Figure contents as structured data
** START **

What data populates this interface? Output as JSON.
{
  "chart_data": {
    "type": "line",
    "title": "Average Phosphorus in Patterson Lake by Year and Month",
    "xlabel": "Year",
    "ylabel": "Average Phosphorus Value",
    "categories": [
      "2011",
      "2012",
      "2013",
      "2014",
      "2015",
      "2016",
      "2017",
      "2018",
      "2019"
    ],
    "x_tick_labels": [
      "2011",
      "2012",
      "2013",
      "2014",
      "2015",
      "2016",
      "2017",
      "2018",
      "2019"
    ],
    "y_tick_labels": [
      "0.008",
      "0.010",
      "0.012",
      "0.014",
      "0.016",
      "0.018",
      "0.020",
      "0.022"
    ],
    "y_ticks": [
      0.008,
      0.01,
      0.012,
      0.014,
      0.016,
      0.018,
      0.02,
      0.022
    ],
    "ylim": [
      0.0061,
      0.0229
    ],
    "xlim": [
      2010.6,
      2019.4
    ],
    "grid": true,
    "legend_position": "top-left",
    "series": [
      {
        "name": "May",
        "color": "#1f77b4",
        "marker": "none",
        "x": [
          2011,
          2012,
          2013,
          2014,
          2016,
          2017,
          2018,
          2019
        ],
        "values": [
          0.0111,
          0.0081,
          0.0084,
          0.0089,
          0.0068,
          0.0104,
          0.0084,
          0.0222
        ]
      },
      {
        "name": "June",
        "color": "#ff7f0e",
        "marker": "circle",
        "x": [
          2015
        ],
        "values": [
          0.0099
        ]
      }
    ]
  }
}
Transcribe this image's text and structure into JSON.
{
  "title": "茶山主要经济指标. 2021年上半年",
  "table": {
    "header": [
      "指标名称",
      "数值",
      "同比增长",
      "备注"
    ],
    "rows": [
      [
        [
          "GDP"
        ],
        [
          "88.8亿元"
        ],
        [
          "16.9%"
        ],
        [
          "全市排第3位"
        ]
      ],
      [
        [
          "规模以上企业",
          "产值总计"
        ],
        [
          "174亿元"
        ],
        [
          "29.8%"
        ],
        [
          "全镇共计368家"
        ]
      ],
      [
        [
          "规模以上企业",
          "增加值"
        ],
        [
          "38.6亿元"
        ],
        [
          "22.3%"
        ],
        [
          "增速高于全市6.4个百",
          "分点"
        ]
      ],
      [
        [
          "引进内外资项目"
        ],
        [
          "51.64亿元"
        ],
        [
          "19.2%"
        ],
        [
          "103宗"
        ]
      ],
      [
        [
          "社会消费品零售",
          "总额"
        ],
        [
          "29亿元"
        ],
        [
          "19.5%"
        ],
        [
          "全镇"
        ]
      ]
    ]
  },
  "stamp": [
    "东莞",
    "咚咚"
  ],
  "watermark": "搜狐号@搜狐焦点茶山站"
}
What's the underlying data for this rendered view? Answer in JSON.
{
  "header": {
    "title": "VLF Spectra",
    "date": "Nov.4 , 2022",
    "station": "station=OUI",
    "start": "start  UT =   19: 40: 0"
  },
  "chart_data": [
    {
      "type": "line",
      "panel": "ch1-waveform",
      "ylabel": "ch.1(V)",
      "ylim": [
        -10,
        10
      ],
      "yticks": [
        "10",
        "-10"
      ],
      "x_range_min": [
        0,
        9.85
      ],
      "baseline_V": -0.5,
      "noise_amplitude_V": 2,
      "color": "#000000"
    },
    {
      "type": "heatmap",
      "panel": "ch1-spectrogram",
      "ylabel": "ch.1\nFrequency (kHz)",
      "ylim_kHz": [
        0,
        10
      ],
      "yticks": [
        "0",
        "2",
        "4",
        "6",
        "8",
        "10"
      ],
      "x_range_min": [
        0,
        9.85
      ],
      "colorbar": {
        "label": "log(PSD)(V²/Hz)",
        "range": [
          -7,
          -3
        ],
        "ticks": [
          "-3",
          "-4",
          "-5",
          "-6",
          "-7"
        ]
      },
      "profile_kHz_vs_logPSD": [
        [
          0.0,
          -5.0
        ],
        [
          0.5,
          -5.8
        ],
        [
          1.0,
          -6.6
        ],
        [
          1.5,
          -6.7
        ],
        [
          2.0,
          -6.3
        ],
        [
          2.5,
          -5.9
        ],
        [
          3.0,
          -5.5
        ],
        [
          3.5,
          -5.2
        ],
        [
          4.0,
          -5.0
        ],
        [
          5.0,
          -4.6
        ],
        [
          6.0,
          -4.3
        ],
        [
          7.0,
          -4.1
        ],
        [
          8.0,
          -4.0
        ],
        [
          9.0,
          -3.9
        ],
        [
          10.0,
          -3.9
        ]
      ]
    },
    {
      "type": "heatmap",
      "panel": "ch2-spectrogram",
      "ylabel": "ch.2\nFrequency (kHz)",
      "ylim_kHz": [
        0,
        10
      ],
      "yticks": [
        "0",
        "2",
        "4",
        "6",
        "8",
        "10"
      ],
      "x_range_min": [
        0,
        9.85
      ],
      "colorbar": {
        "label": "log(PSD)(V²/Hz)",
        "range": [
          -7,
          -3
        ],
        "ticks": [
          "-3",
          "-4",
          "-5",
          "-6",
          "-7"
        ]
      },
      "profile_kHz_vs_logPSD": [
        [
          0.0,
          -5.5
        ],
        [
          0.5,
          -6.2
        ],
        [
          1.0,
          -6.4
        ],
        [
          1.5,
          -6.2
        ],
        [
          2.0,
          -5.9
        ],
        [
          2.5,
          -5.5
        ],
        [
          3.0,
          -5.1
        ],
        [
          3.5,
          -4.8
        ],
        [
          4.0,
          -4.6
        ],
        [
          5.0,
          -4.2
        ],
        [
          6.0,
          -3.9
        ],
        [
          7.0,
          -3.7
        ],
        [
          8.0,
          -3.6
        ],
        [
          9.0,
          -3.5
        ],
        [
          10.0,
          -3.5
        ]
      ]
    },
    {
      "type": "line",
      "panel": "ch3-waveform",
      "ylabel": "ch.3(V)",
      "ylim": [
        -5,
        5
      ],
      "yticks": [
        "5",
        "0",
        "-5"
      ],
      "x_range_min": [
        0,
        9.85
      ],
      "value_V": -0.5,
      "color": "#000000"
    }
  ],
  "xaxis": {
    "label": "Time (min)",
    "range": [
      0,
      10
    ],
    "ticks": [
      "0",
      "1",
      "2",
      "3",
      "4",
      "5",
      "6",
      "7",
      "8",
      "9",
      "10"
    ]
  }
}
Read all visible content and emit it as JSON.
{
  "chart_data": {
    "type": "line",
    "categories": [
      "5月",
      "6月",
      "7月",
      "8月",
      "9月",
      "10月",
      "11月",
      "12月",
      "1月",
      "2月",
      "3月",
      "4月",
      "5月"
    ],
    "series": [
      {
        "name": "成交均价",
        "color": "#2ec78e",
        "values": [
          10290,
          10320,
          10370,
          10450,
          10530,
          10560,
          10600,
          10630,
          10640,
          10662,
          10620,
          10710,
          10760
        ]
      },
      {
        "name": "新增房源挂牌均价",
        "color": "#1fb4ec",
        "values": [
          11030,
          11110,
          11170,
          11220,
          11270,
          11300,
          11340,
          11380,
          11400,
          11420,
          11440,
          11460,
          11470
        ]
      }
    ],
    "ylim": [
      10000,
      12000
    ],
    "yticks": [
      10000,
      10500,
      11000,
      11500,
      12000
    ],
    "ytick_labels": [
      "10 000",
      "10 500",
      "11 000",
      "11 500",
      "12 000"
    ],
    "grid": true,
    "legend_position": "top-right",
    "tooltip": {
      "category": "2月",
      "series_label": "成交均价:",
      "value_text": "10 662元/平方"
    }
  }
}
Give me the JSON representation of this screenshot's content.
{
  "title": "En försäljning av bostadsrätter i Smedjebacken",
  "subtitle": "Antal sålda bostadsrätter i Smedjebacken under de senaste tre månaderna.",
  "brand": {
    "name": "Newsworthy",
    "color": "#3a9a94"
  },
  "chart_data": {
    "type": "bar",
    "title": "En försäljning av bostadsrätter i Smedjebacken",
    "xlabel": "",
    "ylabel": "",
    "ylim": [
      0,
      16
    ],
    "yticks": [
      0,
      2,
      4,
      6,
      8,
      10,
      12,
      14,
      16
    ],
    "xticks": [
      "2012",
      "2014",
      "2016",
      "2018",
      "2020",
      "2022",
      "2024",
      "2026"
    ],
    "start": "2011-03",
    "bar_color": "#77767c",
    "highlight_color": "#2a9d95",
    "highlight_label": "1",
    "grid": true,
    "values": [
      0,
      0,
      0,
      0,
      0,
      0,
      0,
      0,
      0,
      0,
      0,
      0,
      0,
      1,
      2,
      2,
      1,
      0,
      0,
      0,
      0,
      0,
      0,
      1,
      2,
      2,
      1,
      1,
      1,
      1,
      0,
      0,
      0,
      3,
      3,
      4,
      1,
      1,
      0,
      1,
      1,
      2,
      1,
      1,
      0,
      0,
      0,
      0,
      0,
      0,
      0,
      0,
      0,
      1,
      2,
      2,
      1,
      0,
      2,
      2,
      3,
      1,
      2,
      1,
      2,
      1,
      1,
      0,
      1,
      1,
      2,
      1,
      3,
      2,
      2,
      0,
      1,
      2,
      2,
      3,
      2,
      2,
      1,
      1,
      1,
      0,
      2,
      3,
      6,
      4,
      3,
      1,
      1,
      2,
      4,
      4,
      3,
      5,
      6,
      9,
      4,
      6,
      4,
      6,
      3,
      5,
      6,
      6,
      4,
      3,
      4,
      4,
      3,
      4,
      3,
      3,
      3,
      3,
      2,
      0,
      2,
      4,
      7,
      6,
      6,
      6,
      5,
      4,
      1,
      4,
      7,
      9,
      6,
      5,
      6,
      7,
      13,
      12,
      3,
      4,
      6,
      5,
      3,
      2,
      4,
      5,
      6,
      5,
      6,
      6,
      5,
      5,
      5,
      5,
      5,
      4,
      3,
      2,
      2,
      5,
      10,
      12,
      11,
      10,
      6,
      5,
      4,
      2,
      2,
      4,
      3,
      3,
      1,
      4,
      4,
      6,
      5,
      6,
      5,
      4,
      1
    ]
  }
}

** END **

● **WRITTEN EXERCISE**: Copy each line of the records containing the string "name".

● **COMPLETED TASK**:
        "name": "May",
        "name": "June",
        "name": "成交均价",
        "name": "新增房源挂牌均价",
    "name": "Newsworthy",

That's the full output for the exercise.